● **Data supplied**
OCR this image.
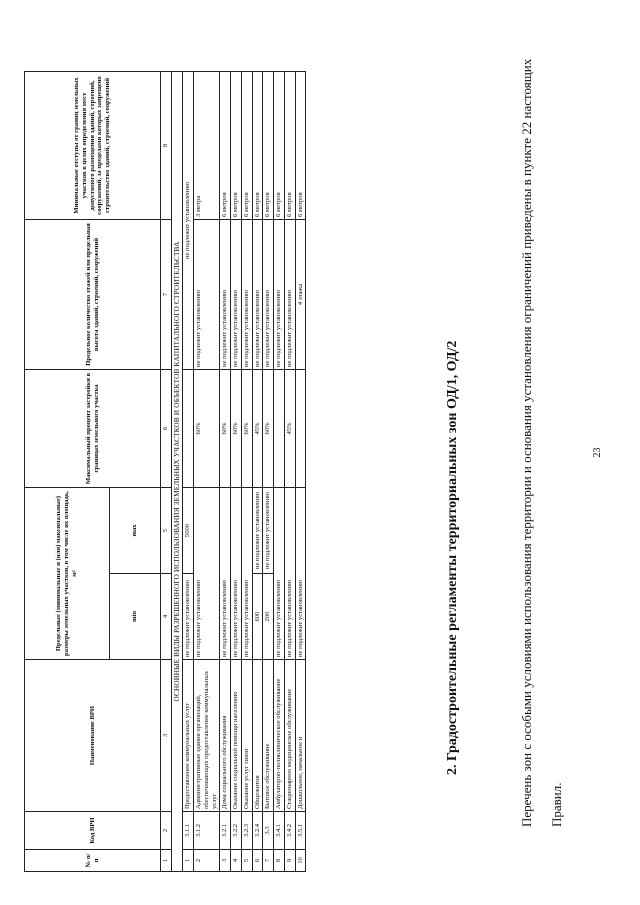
23

Перечень зон с особыми условиями использования территории и основания установления ограничений приведены в пункте 22 настоящих Правил.

2. Градостроительные регламенты территориальных зон ОД/1, ОД/2
№ п/п	Код ВРИ	Наименование ВРИ	Предельные (минимальные и (или) максимальные) размеры земельных участков, в том числе их площадь, м²		Максимальный процент застройки в границах земельного участка	Предельное количество этажей или предельная высота зданий, строений, сооружений	Минимальные отступы от границ земельных участков в целях определения мест допустимого размещения зданий, строений, сооружений, за пределами которых запрещено строительство зданий, строений, сооружений
			min	max			
1	2	3	4	5	6	7	8
ОСНОВНЫЕ ВИДЫ РАЗРЕШЕННОГО ИСПОЛЬЗОВАНИЯ ЗЕМЕЛЬНЫХ УЧАСТКОВ И ОБЪЕКТОВ КАПИТАЛЬНОГО СТРОИТЕЛЬСТВА							
1	3.1.1	Предоставление коммунальных услуг	не подлежит установлению	5000		не подлежит установлению	
2	3.1.2	Административные здания организаций, обеспечивающих предоставление коммунальных услуг	не подлежит установлению		60%	не подлежит установлению	3 метра
3	3.2.1	Дома социального обслуживания	не подлежит установлению		60%	не подлежит установлению	6 метров
4	3.2.2	Оказание социальной помощи населению	не подлежит установлению		60%	не подлежит установлению	6 метров
5	3.2.3	Оказание услуг связи	не подлежит установлению		60%	не подлежит установлению	6 метров
6	3.2.4	Общежития	600	не подлежит установлению	45%	не подлежит установлению	6 метров
7	3.3	Бытовое обслуживание	200	не подлежит установлению	60%	не подлежит установлению	6 метров
8	3.4.1	Амбулаторно-поликлиническое обслуживание	не подлежит установлению			не подлежит установлению	6 метров
9	3.4.2	Стационарное медицинское обслуживание	не подлежит установлению		45%	не подлежит установлению	6 метров
10	3.5.1	Дошкольное, начальное и	не подлежит установлению			4 этажа	6 метров
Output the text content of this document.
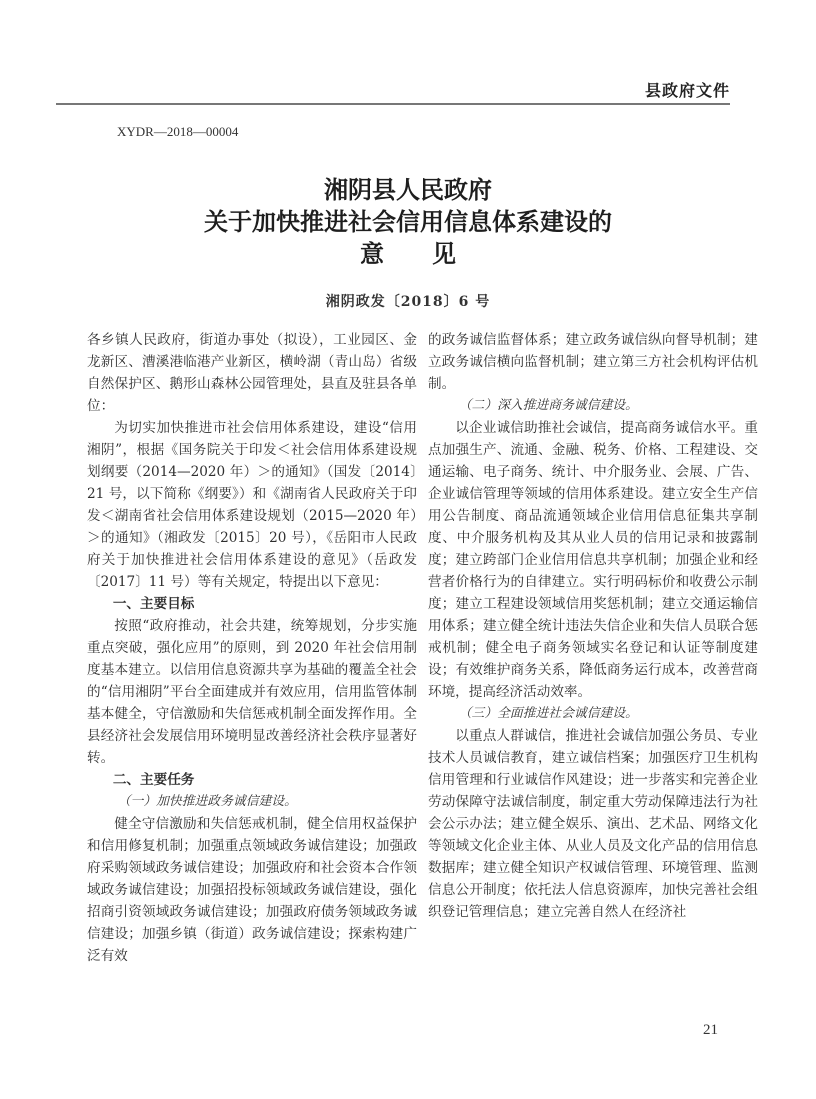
县政府文件
XYDR—2018—00004
湘阴县人民政府
关于加快推进社会信用信息体系建设的
意 见
湘阴政发〔2018〕6 号

各乡镇人民政府，街道办事处（拟设），工业园区、金龙新区、漕溪港临港产业新区，横岭湖（青山岛）省级自然保护区、鹅形山森林公园管理处，县直及驻县各单位：

为切实加快推进市社会信用体系建设，建设“信用湘阴”，根据《国务院关于印发＜社会信用体系建设规划纲要（2014—2020 年）＞的通知》（国发〔2014〕21 号，以下简称《纲要》）和《湖南省人民政府关于印发＜湖南省社会信用体系建设规划（2015—2020 年）＞的通知》（湘政发〔2015〕20 号），《岳阳市人民政府关于加快推进社会信用体系建设的意见》（岳政发〔2017〕11 号）等有关规定，特提出以下意见：

一、主要目标

按照“政府推动，社会共建，统筹规划，分步实施重点突破，强化应用”的原则，到 2020 年社会信用制度基本建立。以信用信息资源共享为基础的覆盖全社会的“信用湘阴”平台全面建成并有效应用，信用监管体制基本健全，守信激励和失信惩戒机制全面发挥作用。全县经济社会发展信用环境明显改善经济社会秩序显著好转。

二、主要任务

（一）加快推进政务诚信建设。

健全守信激励和失信惩戒机制，健全信用权益保护和信用修复机制；加强重点领域政务诚信建设；加强政府采购领域政务诚信建设；加强政府和社会资本合作领域政务诚信建设；加强招投标领域政务诚信建设，强化招商引资领域政务诚信建设；加强政府债务领域政务诚信建设；加强乡镇（街道）政务诚信建设；探索构建广泛有效

的政务诚信监督体系；建立政务诚信纵向督导机制；建立政务诚信横向监督机制；建立第三方社会机构评估机制。

（二）深入推进商务诚信建设。

以企业诚信助推社会诚信，提高商务诚信水平。重点加强生产、流通、金融、税务、价格、工程建设、交通运输、电子商务、统计、中介服务业、会展、广告、企业诚信管理等领域的信用体系建设。建立安全生产信用公告制度、商品流通领域企业信用信息征集共享制度、中介服务机构及其从业人员的信用记录和披露制度；建立跨部门企业信用信息共享机制；加强企业和经营者价格行为的自律建立。实行明码标价和收费公示制度；建立工程建设领域信用奖惩机制；建立交通运输信用体系；建立健全统计违法失信企业和失信人员联合惩戒机制；健全电子商务领域实名登记和认证等制度建设；有效维护商务关系，降低商务运行成本，改善营商环境，提高经济活动效率。

（三）全面推进社会诚信建设。

以重点人群诚信，推进社会诚信加强公务员、专业技术人员诚信教育，建立诚信档案；加强医疗卫生机构信用管理和行业诚信作风建设；进一步落实和完善企业劳动保障守法诚信制度，制定重大劳动保障违法行为社会公示办法；建立健全娱乐、演出、艺术品、网络文化等领域文化企业主体、从业人员及文化产品的信用信息数据库；建立健全知识产权诚信管理、环境管理、监测信息公开制度；依托法人信息资源库，加快完善社会组织登记管理信息；建立完善自然人在经济社

21
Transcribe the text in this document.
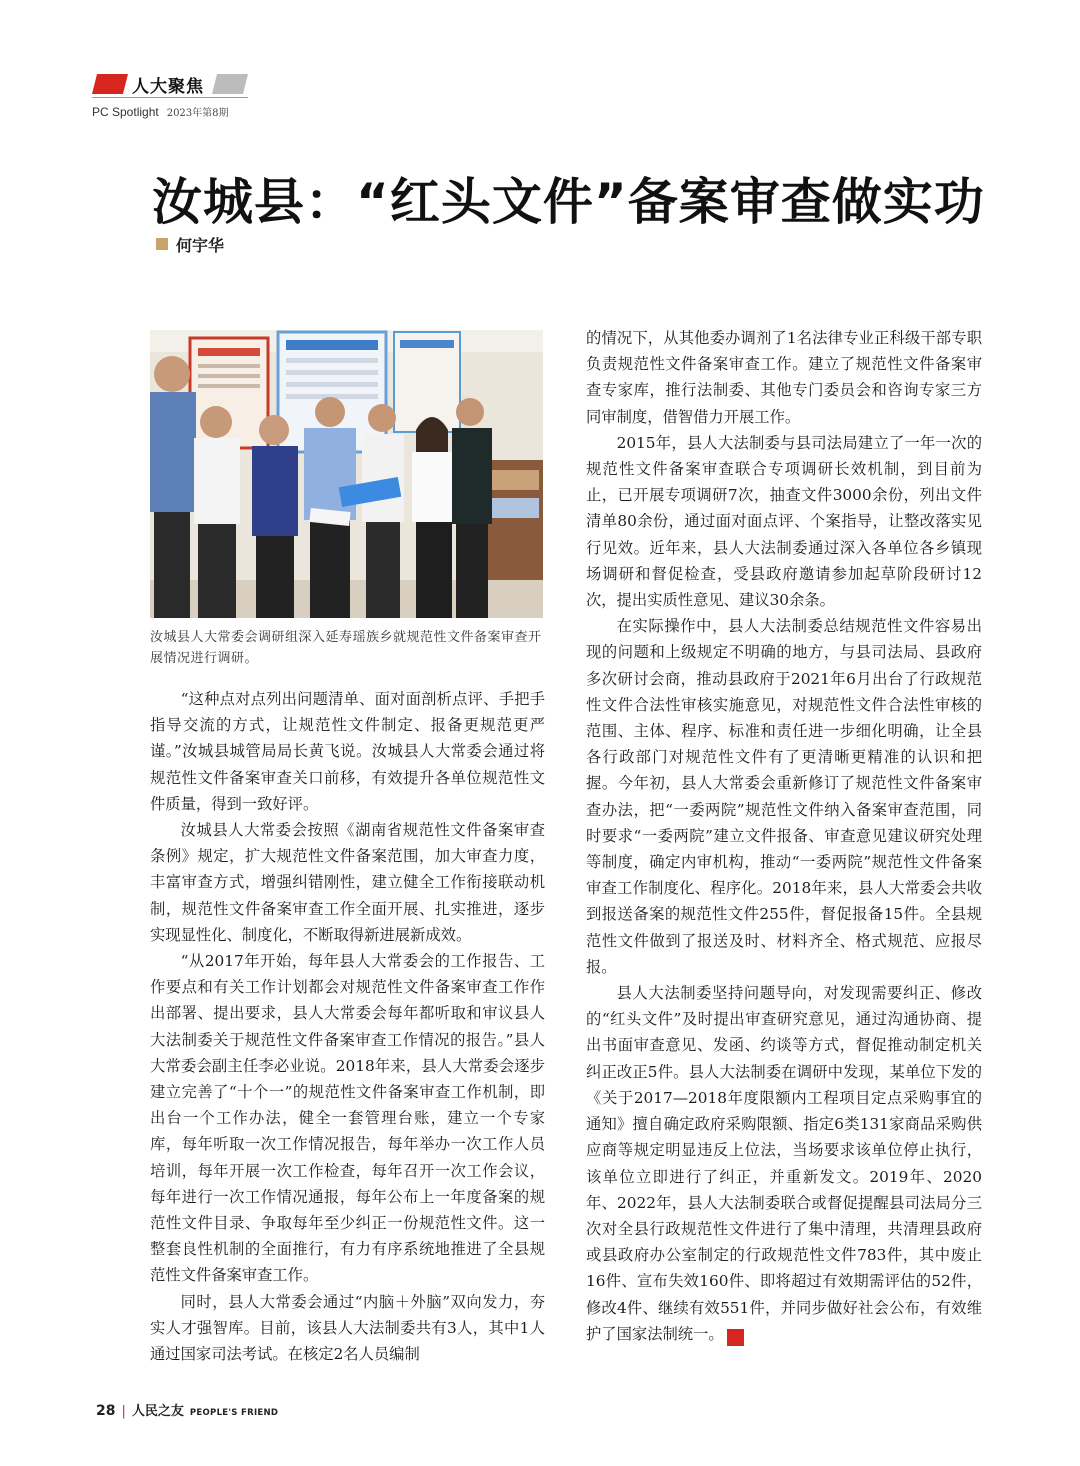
人大聚焦
PC Spotlight 2023年第8期
汝城县：“红头文件”备案审查做实功
何宇华
汝城县人大常委会调研组深入延寿瑶族乡就规范性文件备案审查开展情况进行调研。

“这种点对点列出问题清单、面对面剖析点评、手把手指导交流的方式，让规范性文件制定、报备更规范更严谨。”汝城县城管局局长黄飞说。汝城县人大常委会通过将规范性文件备案审查关口前移，有效提升各单位规范性文件质量，得到一致好评。

汝城县人大常委会按照《湖南省规范性文件备案审查条例》规定，扩大规范性文件备案范围，加大审查力度，丰富审查方式，增强纠错刚性，建立健全工作衔接联动机制，规范性文件备案审查工作全面开展、扎实推进，逐步实现显性化、制度化，不断取得新进展新成效。

“从2017年开始，每年县人大常委会的工作报告、工作要点和有关工作计划都会对规范性文件备案审查工作作出部署、提出要求，县人大常委会每年都听取和审议县人大法制委关于规范性文件备案审查工作情况的报告。”县人大常委会副主任李必业说。2018年来，县人大常委会逐步建立完善了“十个一”的规范性文件备案审查工作机制，即出台一个工作办法，健全一套管理台账，建立一个专家库，每年听取一次工作情况报告，每年举办一次工作人员培训，每年开展一次工作检查，每年召开一次工作会议，每年进行一次工作情况通报，每年公布上一年度备案的规范性文件目录、争取每年至少纠正一份规范性文件。这一整套良性机制的全面推行，有力有序系统地推进了全县规范性文件备案审查工作。

同时，县人大常委会通过“内脑＋外脑”双向发力，夯实人才强智库。目前，该县人大法制委共有3人，其中1人通过国家司法考试。在核定2名人员编制

的情况下，从其他委办调剂了1名法律专业正科级干部专职负责规范性文件备案审查工作。建立了规范性文件备案审查专家库，推行法制委、其他专门委员会和咨询专家三方同审制度，借智借力开展工作。

2015年，县人大法制委与县司法局建立了一年一次的规范性文件备案审查联合专项调研长效机制，到目前为止，已开展专项调研7次，抽查文件3000余份，列出文件清单80余份，通过面对面点评、个案指导，让整改落实见行见效。近年来，县人大法制委通过深入各单位各乡镇现场调研和督促检查，受县政府邀请参加起草阶段研讨12次，提出实质性意见、建议30余条。

在实际操作中，县人大法制委总结规范性文件容易出现的问题和上级规定不明确的地方，与县司法局、县政府多次研讨会商，推动县政府于2021年6月出台了行政规范性文件合法性审核实施意见，对规范性文件合法性审核的范围、主体、程序、标准和责任进一步细化明确，让全县各行政部门对规范性文件有了更清晰更精准的认识和把握。今年初，县人大常委会重新修订了规范性文件备案审查办法，把“一委两院”规范性文件纳入备案审查范围，同时要求“一委两院”建立文件报备、审查意见建议研究处理等制度，确定内审机构，推动“一委两院”规范性文件备案审查工作制度化、程序化。2018年来，县人大常委会共收到报送备案的规范性文件255件，督促报备15件。全县规范性文件做到了报送及时、材料齐全、格式规范、应报尽报。

县人大法制委坚持问题导向，对发现需要纠正、修改的“红头文件”及时提出审查研究意见，通过沟通协商、提出书面审查意见、发函、约谈等方式，督促推动制定机关纠正改正5件。县人大法制委在调研中发现，某单位下发的《关于2017—2018年度限额内工程项目定点采购事宜的通知》擅自确定政府采购限额、指定6类131家商品采购供应商等规定明显违反上位法，当场要求该单位停止执行，该单位立即进行了纠正，并重新发文。2019年、2020年、2022年，县人大法制委联合或督促提醒县司法局分三次对全县行政规范性文件进行了集中清理，共清理县政府或县政府办公室制定的行政规范性文件783件，其中废止16件、宣布失效160件、即将超过有效期需评估的52件，修改4件、继续有效551件，并同步做好社会公布，有效维护了国家法制统一。	友

28 | 人民之友 PEOPLE'S FRIEND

● **Requirements**
Copy out every line from the records that has the word "信用湘阴".

● **Full answer**
为切实加快推进市社会信用体系建设，建设“信用湘阴”，根据《国务院关于印发＜社会信用体系建设规划纲要（2014—2020 年）＞的通知》（国发〔2014〕21 号，以下简称《纲要》）和《湖南省人民政府关于印发＜湖南省社会信用体系建设规划（2015—2020 年）＞的通知》（湘政发〔2015〕20 号），《岳阳市人民政府关于加快推进社会信用体系建设的意见》（岳政发〔2017〕11 号）等有关规定，特提出以下意见：
按照“政府推动，社会共建，统筹规划，分步实施重点突破，强化应用”的原则，到 2020 年社会信用制度基本建立。以信用信息资源共享为基础的覆盖全社会的“信用湘阴”平台全面建成并有效应用，信用监管体制基本健全，守信激励和失信惩戒机制全面发挥作用。全县经济社会发展信用环境明显改善经济社会秩序显著好转。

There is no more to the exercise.